+++ Task material +++

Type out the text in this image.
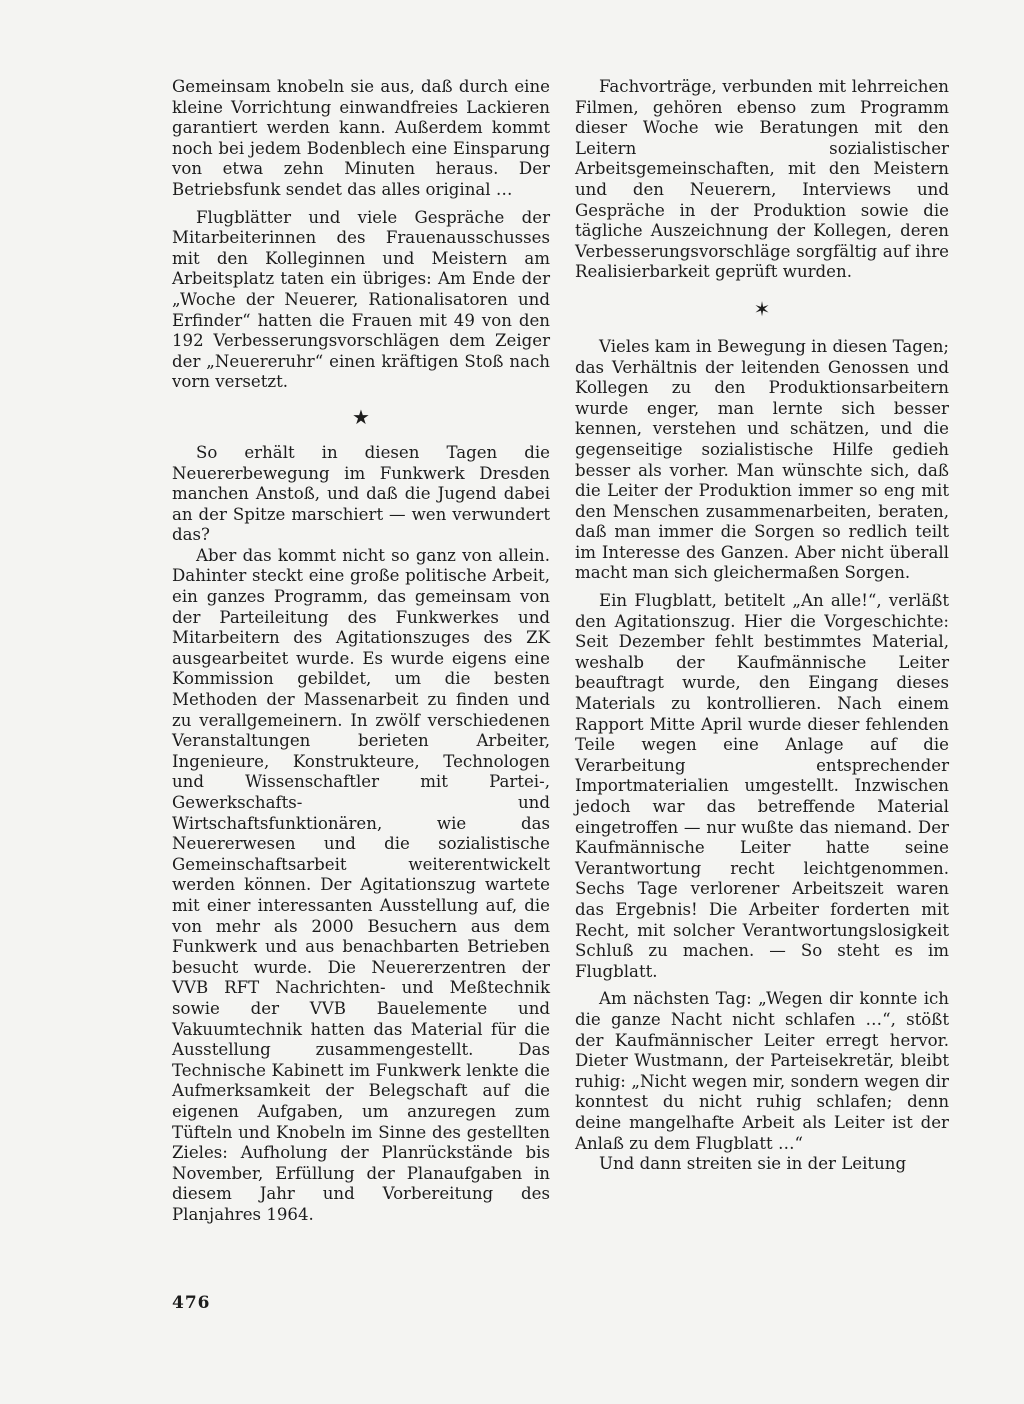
Gemeinsam knobeln sie aus, daß durch eine kleine Vorrichtung einwandfreies Lackieren garantiert werden kann. Außerdem kommt noch bei jedem Bodenblech eine Einsparung von etwa zehn Minuten heraus. Der Betriebsfunk sendet das alles original …

Flugblätter und viele Gespräche der Mitarbeiterinnen des Frauenausschusses mit den Kolleginnen und Meistern am Arbeitsplatz taten ein übriges: Am Ende der „Woche der Neuerer, Rationalisatoren und Erfinder“ hatten die Frauen mit 49 von den 192 Verbesserungsvorschlägen dem Zeiger der „Neuereruhr“ einen kräftigen Stoß nach vorn versetzt.

★

So erhält in diesen Tagen die Neuererbewegung im Funkwerk Dresden manchen Anstoß, und daß die Jugend dabei an der Spitze marschiert — wen verwundert das?

Aber das kommt nicht so ganz von allein. Dahinter steckt eine große politische Arbeit, ein ganzes Programm, das gemeinsam von der Parteileitung des Funkwerkes und Mitarbeitern des Agitationszuges des ZK ausgearbeitet wurde. Es wurde eigens eine Kommission gebildet, um die besten Methoden der Massenarbeit zu finden und zu verallgemeinern. In zwölf verschiedenen Veranstaltungen berieten Arbeiter, Ingenieure, Konstrukteure, Technologen und Wissenschaftler mit Partei-, Gewerkschafts- und Wirtschaftsfunktionären, wie das Neuererwesen und die sozialistische Gemeinschaftsarbeit weiterentwickelt werden können. Der Agitationszug wartete mit einer interessanten Ausstellung auf, die von mehr als 2000 Besuchern aus dem Funkwerk und aus benachbarten Betrieben besucht wurde. Die Neuererzentren der VVB RFT Nachrichten- und Meßtechnik sowie der VVB Bauelemente und Vakuumtechnik hatten das Material für die Ausstellung zusammengestellt. Das Technische Kabinett im Funkwerk lenkte die Aufmerksamkeit der Belegschaft auf die eigenen Aufgaben, um anzuregen zum Tüfteln und Knobeln im Sinne des gestellten Zieles: Aufholung der Planrückstände bis November, Erfüllung der Planaufgaben in diesem Jahr und Vorbereitung des Planjahres 1964.

Fachvorträge, verbunden mit lehrreichen Filmen, gehören ebenso zum Programm dieser Woche wie Beratungen mit den Leitern sozialistischer Arbeitsgemeinschaften, mit den Meistern und den Neuerern, Interviews und Gespräche in der Produktion sowie die tägliche Auszeichnung der Kollegen, deren Verbesserungsvorschläge sorgfältig auf ihre Realisierbarkeit geprüft wurden.

✶

Vieles kam in Bewegung in diesen Tagen; das Verhältnis der leitenden Genossen und Kollegen zu den Produktionsarbeitern wurde enger, man lernte sich besser kennen, verstehen und schätzen, und die gegenseitige sozialistische Hilfe gedieh besser als vorher. Man wünschte sich, daß die Leiter der Produktion immer so eng mit den Menschen zusammenarbeiten, beraten, daß man immer die Sorgen so redlich teilt im Interesse des Ganzen. Aber nicht überall macht man sich gleichermaßen Sorgen.

Ein Flugblatt, betitelt „An alle!“, verläßt den Agitationszug. Hier die Vorgeschichte: Seit Dezember fehlt bestimmtes Material, weshalb der Kaufmännische Leiter beauftragt wurde, den Eingang dieses Materials zu kontrollieren. Nach einem Rapport Mitte April wurde dieser fehlenden Teile wegen eine Anlage auf die Verarbeitung entsprechender Importmaterialien umgestellt. Inzwischen jedoch war das betreffende Material eingetroffen — nur wußte das niemand. Der Kaufmännische Leiter hatte seine Verantwortung recht leichtgenommen. Sechs Tage verlorener Arbeitszeit waren das Ergebnis! Die Arbeiter forderten mit Recht, mit solcher Verantwortungslosigkeit Schluß zu machen. — So steht es im Flugblatt.

Am nächsten Tag: „Wegen dir konnte ich die ganze Nacht nicht schlafen …“, stößt der Kaufmännischer Leiter erregt hervor. Dieter Wustmann, der Parteisekretär, bleibt ruhig: „Nicht wegen mir, sondern wegen dir konntest du nicht ruhig schlafen; denn deine mangelhafte Arbeit als Leiter ist der Anlaß zu dem Flugblatt …“

Und dann streiten sie in der Leitung

476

+++

## Work to be completed
Please give the material above again in full, with no pictures in your version.

## Solution to this task
Type out the text in this image.
Gemeinsam knobeln sie aus, daß durch eine kleine Vorrichtung einwandfreies Lackieren garantiert werden kann. Außerdem kommt noch bei jedem Bodenblech eine Einsparung von etwa zehn Minuten heraus. Der Betriebsfunk sendet das alles original …

Flugblätter und viele Gespräche der Mitarbeiterinnen des Frauenausschusses mit den Kolleginnen und Meistern am Arbeitsplatz taten ein übriges: Am Ende der „Woche der Neuerer, Rationalisatoren und Erfinder“ hatten die Frauen mit 49 von den 192 Verbesserungsvorschlägen dem Zeiger der „Neuereruhr“ einen kräftigen Stoß nach vorn versetzt.

★

So erhält in diesen Tagen die Neuererbewegung im Funkwerk Dresden manchen Anstoß, und daß die Jugend dabei an der Spitze marschiert — wen verwundert das?

Aber das kommt nicht so ganz von allein. Dahinter steckt eine große politische Arbeit, ein ganzes Programm, das gemeinsam von der Parteileitung des Funkwerkes und Mitarbeitern des Agitationszuges des ZK ausgearbeitet wurde. Es wurde eigens eine Kommission gebildet, um die besten Methoden der Massenarbeit zu finden und zu verallgemeinern. In zwölf verschiedenen Veranstaltungen berieten Arbeiter, Ingenieure, Konstrukteure, Technologen und Wissenschaftler mit Partei-, Gewerkschafts- und Wirtschaftsfunktionären, wie das Neuererwesen und die sozialistische Gemeinschaftsarbeit weiterentwickelt werden können. Der Agitationszug wartete mit einer interessanten Ausstellung auf, die von mehr als 2000 Besuchern aus dem Funkwerk und aus benachbarten Betrieben besucht wurde. Die Neuererzentren der VVB RFT Nachrichten- und Meßtechnik sowie der VVB Bauelemente und Vakuumtechnik hatten das Material für die Ausstellung zusammengestellt. Das Technische Kabinett im Funkwerk lenkte die Aufmerksamkeit der Belegschaft auf die eigenen Aufgaben, um anzuregen zum Tüfteln und Knobeln im Sinne des gestellten Zieles: Aufholung der Planrückstände bis November, Erfüllung der Planaufgaben in diesem Jahr und Vorbereitung des Planjahres 1964.

Fachvorträge, verbunden mit lehrreichen Filmen, gehören ebenso zum Programm dieser Woche wie Beratungen mit den Leitern sozialistischer Arbeitsgemeinschaften, mit den Meistern und den Neuerern, Interviews und Gespräche in der Produktion sowie die tägliche Auszeichnung der Kollegen, deren Verbesserungsvorschläge sorgfältig auf ihre Realisierbarkeit geprüft wurden.

✶

Vieles kam in Bewegung in diesen Tagen; das Verhältnis der leitenden Genossen und Kollegen zu den Produktionsarbeitern wurde enger, man lernte sich besser kennen, verstehen und schätzen, und die gegenseitige sozialistische Hilfe gedieh besser als vorher. Man wünschte sich, daß die Leiter der Produktion immer so eng mit den Menschen zusammenarbeiten, beraten, daß man immer die Sorgen so redlich teilt im Interesse des Ganzen. Aber nicht überall macht man sich gleichermaßen Sorgen.

Ein Flugblatt, betitelt „An alle!“, verläßt den Agitationszug. Hier die Vorgeschichte: Seit Dezember fehlt bestimmtes Material, weshalb der Kaufmännische Leiter beauftragt wurde, den Eingang dieses Materials zu kontrollieren. Nach einem Rapport Mitte April wurde dieser fehlenden Teile wegen eine Anlage auf die Verarbeitung entsprechender Importmaterialien umgestellt. Inzwischen jedoch war das betreffende Material eingetroffen — nur wußte das niemand. Der Kaufmännische Leiter hatte seine Verantwortung recht leichtgenommen. Sechs Tage verlorener Arbeitszeit waren das Ergebnis! Die Arbeiter forderten mit Recht, mit solcher Verantwortungslosigkeit Schluß zu machen. — So steht es im Flugblatt.

Am nächsten Tag: „Wegen dir konnte ich die ganze Nacht nicht schlafen …“, stößt der Kaufmännischer Leiter erregt hervor. Dieter Wustmann, der Parteisekretär, bleibt ruhig: „Nicht wegen mir, sondern wegen dir konntest du nicht ruhig schlafen; denn deine mangelhafte Arbeit als Leiter ist der Anlaß zu dem Flugblatt …“

Und dann streiten sie in der Leitung

476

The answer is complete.